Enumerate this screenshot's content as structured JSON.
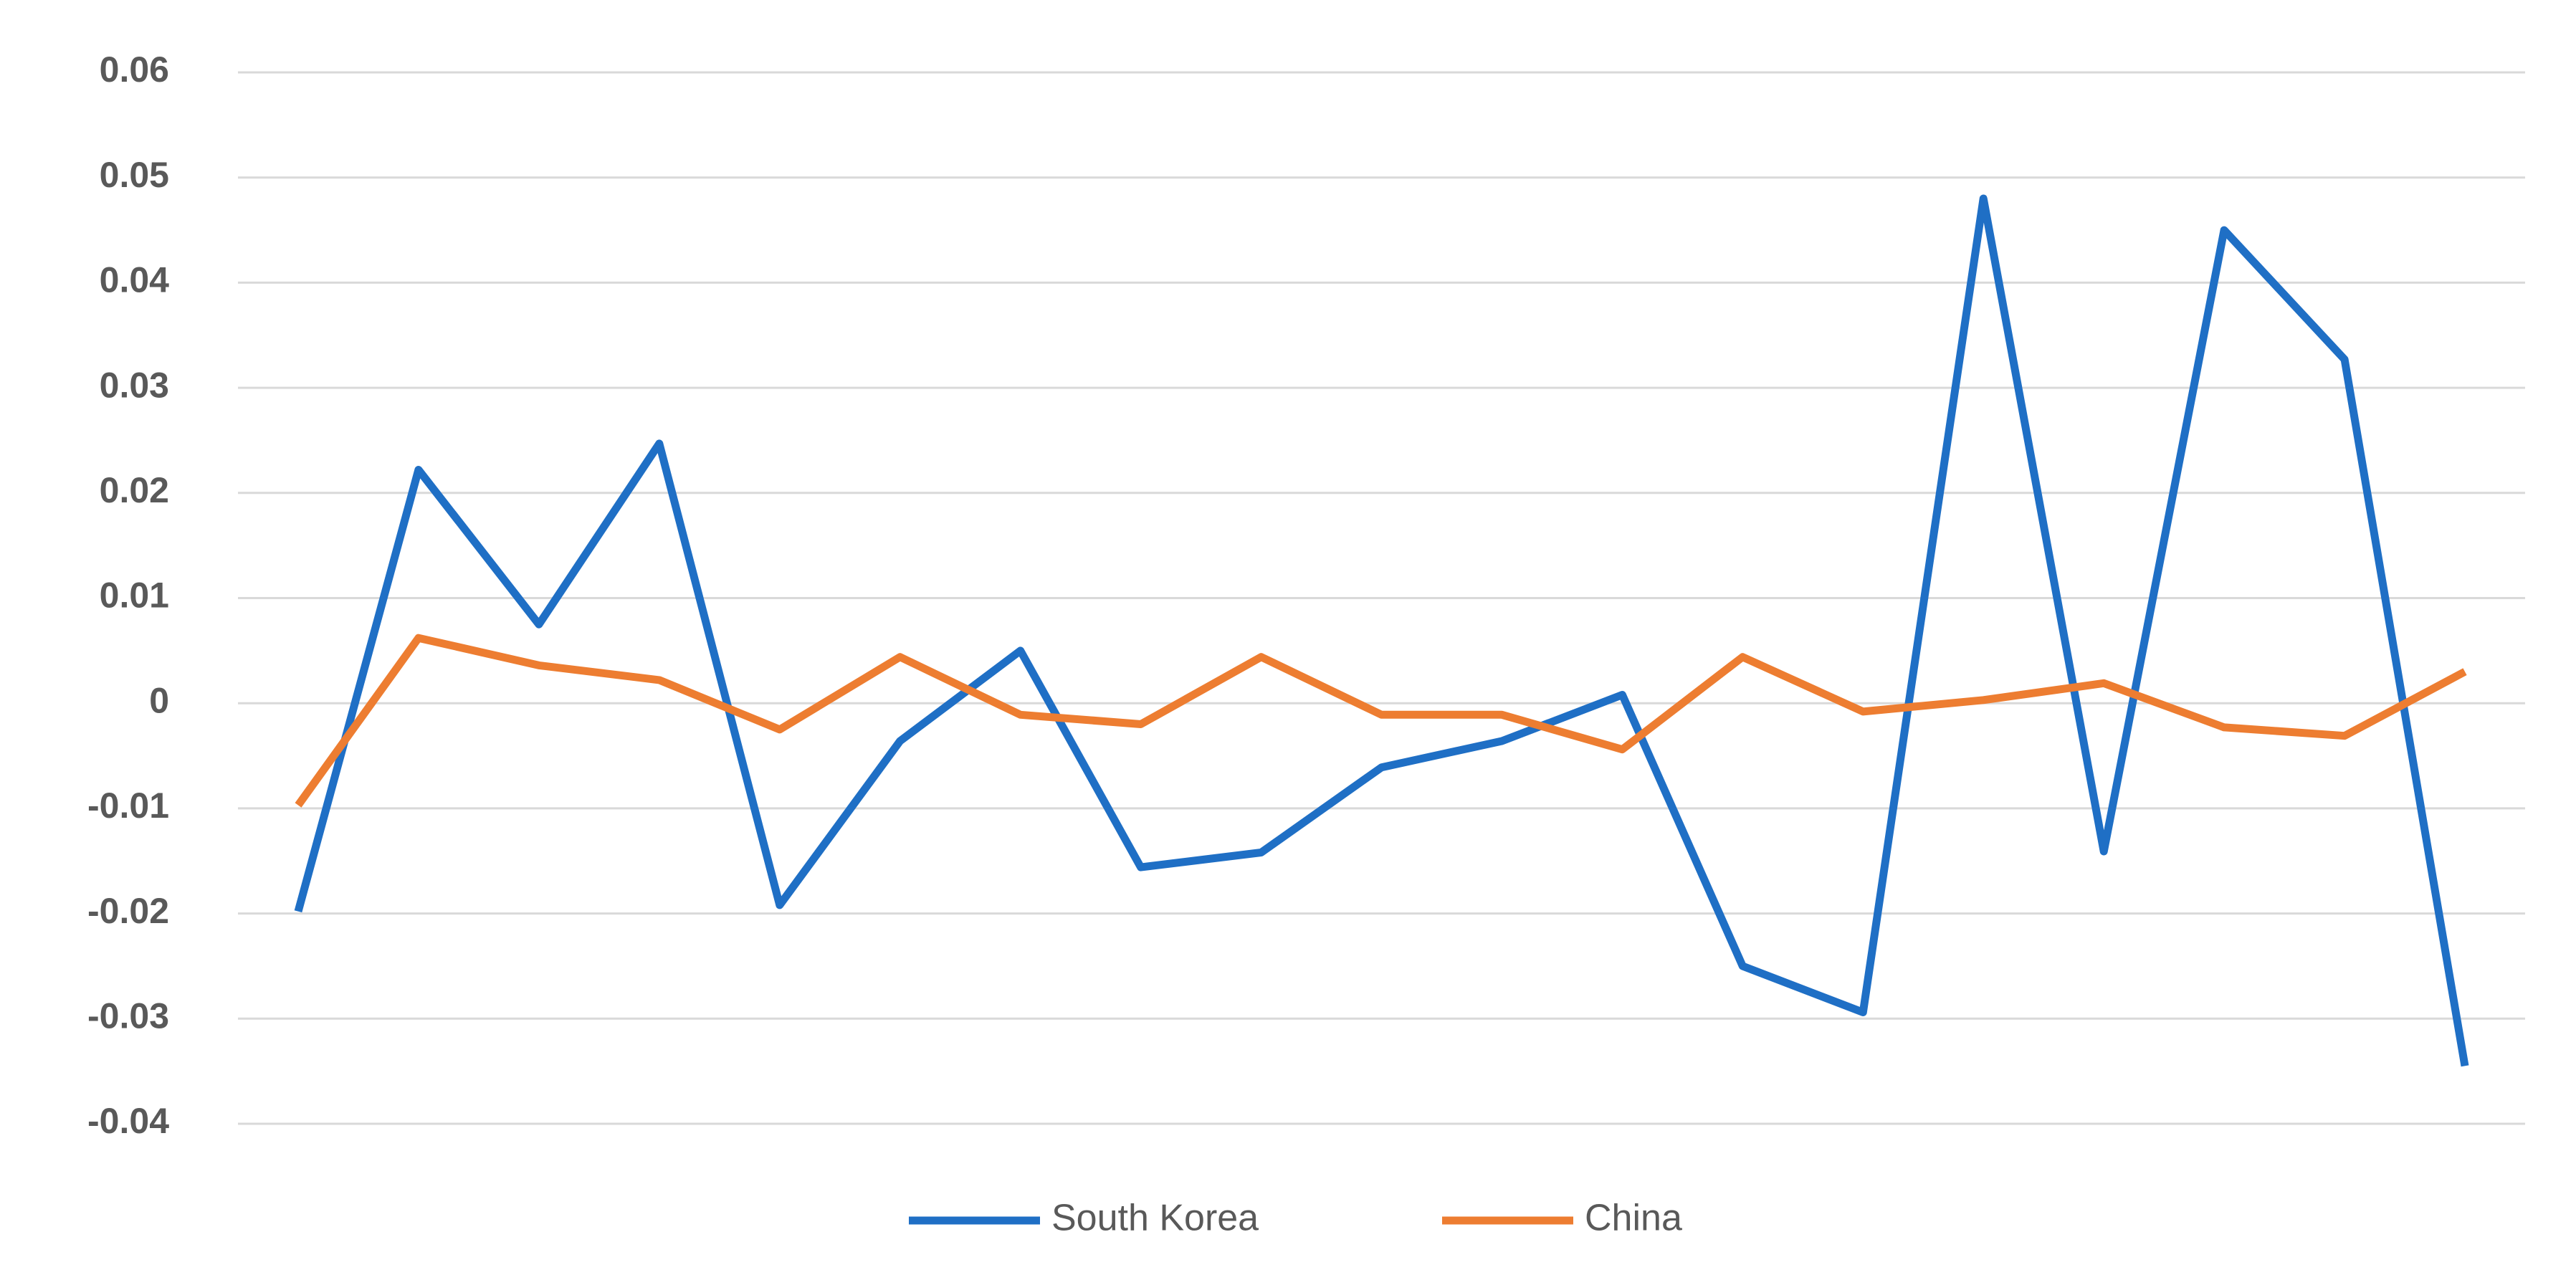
{
  "chart_data": {
    "type": "line",
    "categories": [
      null,
      null,
      null,
      null,
      null,
      null,
      null,
      null,
      null,
      null,
      null,
      null,
      null,
      null,
      null,
      null,
      null,
      null,
      null
    ],
    "series": [
      {
        "name": "South Korea",
        "color": "#1f6fc5",
        "values": [
          -0.0198,
          0.0222,
          0.0075,
          0.0247,
          -0.0192,
          -0.0036,
          0.005,
          -0.0156,
          -0.0142,
          -0.0061,
          -0.0036,
          0.0008,
          -0.025,
          -0.0294,
          0.048,
          -0.0141,
          0.045,
          0.0327,
          -0.0345
        ]
      },
      {
        "name": "China",
        "color": "#ed7d31",
        "values": [
          -0.0097,
          0.0062,
          0.0036,
          0.0022,
          -0.0025,
          0.0044,
          -0.0011,
          -0.002,
          0.0044,
          -0.0011,
          -0.0011,
          -0.0044,
          0.0044,
          -0.0008,
          0.0003,
          0.0019,
          -0.0023,
          -0.0031,
          0.003
        ]
      }
    ],
    "ylim": [
      -0.04,
      0.06
    ],
    "yticks": [
      0.06,
      0.05,
      0.04,
      0.03,
      0.02,
      0.01,
      0,
      -0.01,
      -0.02,
      -0.03,
      -0.04
    ],
    "grid": true,
    "legend": "bottom"
  }
}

--------

Copy the material above exactly and drop the pictures.

**Result of this task:**
Enumerate this screenshot's content as structured JSON.
{
  "chart_data": {
    "type": "line",
    "categories": [
      null,
      null,
      null,
      null,
      null,
      null,
      null,
      null,
      null,
      null,
      null,
      null,
      null,
      null,
      null,
      null,
      null,
      null,
      null
    ],
    "series": [
      {
        "name": "South Korea",
        "color": "#1f6fc5",
        "values": [
          -0.0198,
          0.0222,
          0.0075,
          0.0247,
          -0.0192,
          -0.0036,
          0.005,
          -0.0156,
          -0.0142,
          -0.0061,
          -0.0036,
          0.0008,
          -0.025,
          -0.0294,
          0.048,
          -0.0141,
          0.045,
          0.0327,
          -0.0345
        ]
      },
      {
        "name": "China",
        "color": "#ed7d31",
        "values": [
          -0.0097,
          0.0062,
          0.0036,
          0.0022,
          -0.0025,
          0.0044,
          -0.0011,
          -0.002,
          0.0044,
          -0.0011,
          -0.0011,
          -0.0044,
          0.0044,
          -0.0008,
          0.0003,
          0.0019,
          -0.0023,
          -0.0031,
          0.003
        ]
      }
    ],
    "ylim": [
      -0.04,
      0.06
    ],
    "yticks": [
      0.06,
      0.05,
      0.04,
      0.03,
      0.02,
      0.01,
      0,
      -0.01,
      -0.02,
      -0.03,
      -0.04
    ],
    "grid": true,
    "legend": "bottom"
  }
}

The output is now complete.